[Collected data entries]

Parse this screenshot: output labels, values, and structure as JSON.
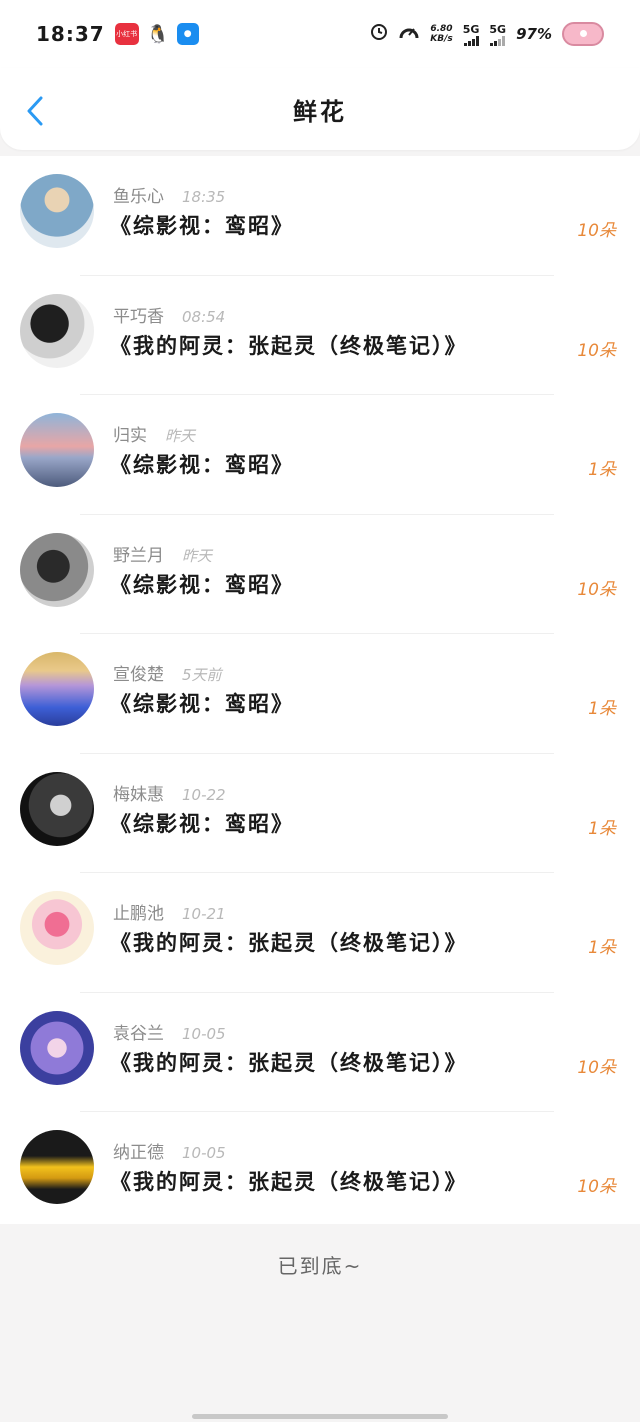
{
  "status_bar": {
    "time": "18:37",
    "speed_value": "6.80",
    "speed_unit": "KB/s",
    "network1": "5G",
    "network2": "5G",
    "battery": "97%",
    "app_badge_text": "小红书"
  },
  "header": {
    "title": "鲜花"
  },
  "list": {
    "items": [
      {
        "user": "鱼乐心",
        "time": "18:35",
        "book": "《综影视：鸾昭》",
        "count": "10朵",
        "avatar_color": "#8fb0c9"
      },
      {
        "user": "平巧香",
        "time": "08:54",
        "book": "《我的阿灵：张起灵（终极笔记）》",
        "count": "10朵",
        "avatar_color": "#4a4a4a"
      },
      {
        "user": "归实",
        "time": "昨天",
        "book": "《综影视：鸾昭》",
        "count": "1朵",
        "avatar_color": "#d88a8a"
      },
      {
        "user": "野兰月",
        "time": "昨天",
        "book": "《综影视：鸾昭》",
        "count": "10朵",
        "avatar_color": "#6a6a6a"
      },
      {
        "user": "宣俊楚",
        "time": "5天前",
        "book": "《综影视：鸾昭》",
        "count": "1朵",
        "avatar_color": "#7a6fd0"
      },
      {
        "user": "梅妹惠",
        "time": "10-22",
        "book": "《综影视：鸾昭》",
        "count": "1朵",
        "avatar_color": "#2b2b2b"
      },
      {
        "user": "止鹏池",
        "time": "10-21",
        "book": "《我的阿灵：张起灵（终极笔记）》",
        "count": "1朵",
        "avatar_color": "#f4b7c5"
      },
      {
        "user": "袁谷兰",
        "time": "10-05",
        "book": "《我的阿灵：张起灵（终极笔记）》",
        "count": "10朵",
        "avatar_color": "#6d5fc4"
      },
      {
        "user": "纳正德",
        "time": "10-05",
        "book": "《我的阿灵：张起灵（终极笔记）》",
        "count": "10朵",
        "avatar_color": "#e0b020"
      }
    ]
  },
  "footer": {
    "end_text": "已到底~"
  }
}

**WHAT THE EXERCISE ASKS**.
Write out the whole listing again, exactly, with no pictures.

**RESPONSE TO THIS TASK**.
Parse this screenshot: output labels, values, and structure as JSON.
{
  "status_bar": {
    "time": "18:37",
    "speed_value": "6.80",
    "speed_unit": "KB/s",
    "network1": "5G",
    "network2": "5G",
    "battery": "97%",
    "app_badge_text": "小红书"
  },
  "header": {
    "title": "鲜花"
  },
  "list": {
    "items": [
      {
        "user": "鱼乐心",
        "time": "18:35",
        "book": "《综影视：鸾昭》",
        "count": "10朵",
        "avatar_color": "#8fb0c9"
      },
      {
        "user": "平巧香",
        "time": "08:54",
        "book": "《我的阿灵：张起灵（终极笔记）》",
        "count": "10朵",
        "avatar_color": "#4a4a4a"
      },
      {
        "user": "归实",
        "time": "昨天",
        "book": "《综影视：鸾昭》",
        "count": "1朵",
        "avatar_color": "#d88a8a"
      },
      {
        "user": "野兰月",
        "time": "昨天",
        "book": "《综影视：鸾昭》",
        "count": "10朵",
        "avatar_color": "#6a6a6a"
      },
      {
        "user": "宣俊楚",
        "time": "5天前",
        "book": "《综影视：鸾昭》",
        "count": "1朵",
        "avatar_color": "#7a6fd0"
      },
      {
        "user": "梅妹惠",
        "time": "10-22",
        "book": "《综影视：鸾昭》",
        "count": "1朵",
        "avatar_color": "#2b2b2b"
      },
      {
        "user": "止鹏池",
        "time": "10-21",
        "book": "《我的阿灵：张起灵（终极笔记）》",
        "count": "1朵",
        "avatar_color": "#f4b7c5"
      },
      {
        "user": "袁谷兰",
        "time": "10-05",
        "book": "《我的阿灵：张起灵（终极笔记）》",
        "count": "10朵",
        "avatar_color": "#6d5fc4"
      },
      {
        "user": "纳正德",
        "time": "10-05",
        "book": "《我的阿灵：张起灵（终极笔记）》",
        "count": "10朵",
        "avatar_color": "#e0b020"
      }
    ]
  },
  "footer": {
    "end_text": "已到底~"
  }
}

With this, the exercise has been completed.